-- START OF Document section --
# In car video of a convoy getting attacked by bombs and small arms



## belkin81 (24 Jul 2004)

pretty hair raising video

http://www.whiskeytangofoxtrot.net/hosted/ambush.wmv


----------



## ags281 (24 Jul 2004)

Well, at least one of the two can stay calm   

Not my idea of a relaxing drive through the countryside.


----------



## Slim (25 Jul 2004)

Good video

If you find any more please post them.

Slim


----------



## belkin81 (26 Jul 2004)

Slim said:
			
		

> Good video
> 
> If you find any more please post them.
> 
> Slim



http://militaryvideos.net/ They have IED videos ammo dump   attacks and other ones from afghanistan and iraq. They are all in bit torrent download form


----------



## Smoothbore (27 Jul 2004)

What were those explosions, especially the one detonating on the road? Grenades?


----------



## Padraig OCinnead (27 Jul 2004)

The second one that goes off, the one near the right edge of the road looks like a white cylinder. Not like a grenade bouncing along the road. Perhaps an IED? It sure had the hollow crump of a grenade. I could not see the first one that went off near the median. I wonder why the civvies were still around. It blows the theory that they are usually aware of impeding attacks and as such make themselves scarce when it's about to go off on the Coalition forces. If I were a superhero my spidey sense would be tingling


----------



## Jarnhamar (29 Jul 2004)

Sit back and imagine the stress of these guys. A bomb goes off on the road infront of you, you drive past and heres a car sitting on the side of the road.  I was expecting that car to explode when i first saw the video.


----------



## Green Lid (24 Aug 2004)

Wow

Good video, my adrenaline was going just watching it!


----------



## Scratch_043 (24 Aug 2004)

I couldn't get it to work.

the message tells me that the site can not be found.
-- END OF Document section --
[What to work on]:
**A.** Name every user who posted in the convoy video thread.
**B.** In the convoy video thread, what download form are the videos at militaryvideos.net said to be in?
**C.** Reproduce the passage from the convoy video thread starting with "The second one" and going on through "saw the video.".
-- START OF Records --
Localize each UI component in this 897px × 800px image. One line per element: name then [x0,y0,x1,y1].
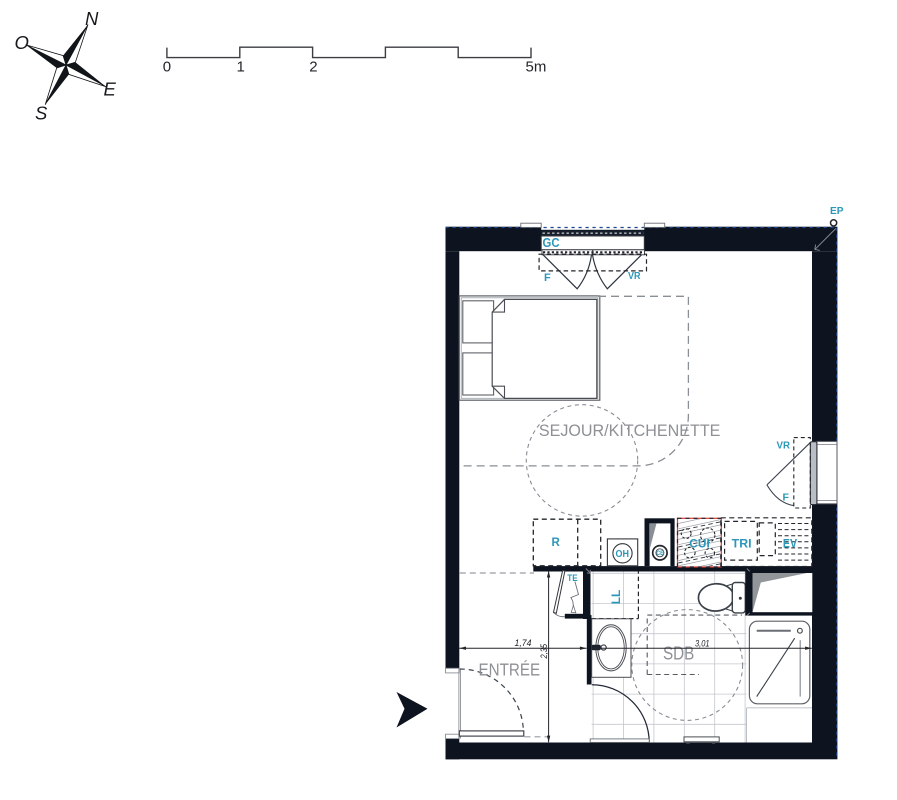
svg-text:SDB: SDB [663,644,694,664]
svg-text:CE: CE [656,551,664,557]
svg-text:O: O [15,32,29,53]
svg-text:2: 2 [309,59,317,76]
svg-text:R: R [552,537,561,549]
svg-text:SEJOUR/KITCHENETTE: SEJOUR/KITCHENETTE [539,421,721,440]
svg-text:ENTRÉE: ENTRÉE [479,660,541,680]
svg-text:LL: LL [609,590,623,605]
svg-text:CUI: CUI [689,538,710,550]
svg-text:E: E [104,79,117,100]
svg-text:F: F [544,272,551,284]
svg-text:0: 0 [163,59,171,76]
svg-text:VR: VR [777,440,791,452]
svg-text:GC: GC [543,236,560,250]
svg-text:3,01: 3,01 [695,639,710,650]
svg-text:OH: OH [616,548,630,560]
svg-text:1: 1 [237,59,245,76]
svg-text:TE: TE [567,573,577,584]
svg-text:2,35: 2,35 [539,643,550,659]
svg-text:N: N [85,8,99,29]
svg-text:1,74: 1,74 [515,638,532,649]
svg-text:F: F [783,492,790,504]
svg-text:TRI: TRI [732,538,752,550]
svg-text:VR: VR [628,270,641,282]
svg-text:5m: 5m [526,59,547,76]
svg-text:EP: EP [830,205,844,217]
svg-text:EV: EV [783,538,797,550]
svg-text:S: S [35,102,48,123]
-- END OF Records --
[Answers given]:
**A.** belkin81, ags281, Slim, Smoothbore, Padraig OCinnead, Jarnhamar, Green Lid, Scratch_043

**B.** Bit torrent download form.

**C.**
The second one that goes off, the one near the right edge of the road looks like a white cylinder. Not like a grenade bouncing along the road. Perhaps an IED? It sure had the hollow crump of a grenade. I could not see the first one that went off near the median. I wonder why the civvies were still around. It blows the theory that they are usually aware of impeding attacks and as such make themselves scarce when it's about to go off on the Coalition forces. If I were a superhero my spidey sense would be tingling


----------



## Jarnhamar (29 Jul 2004)

Sit back and imagine the stress of these guys. A bomb goes off on the road infront of you, you drive past and heres a car sitting on the side of the road.  I was expecting that car to explode when i first saw the video.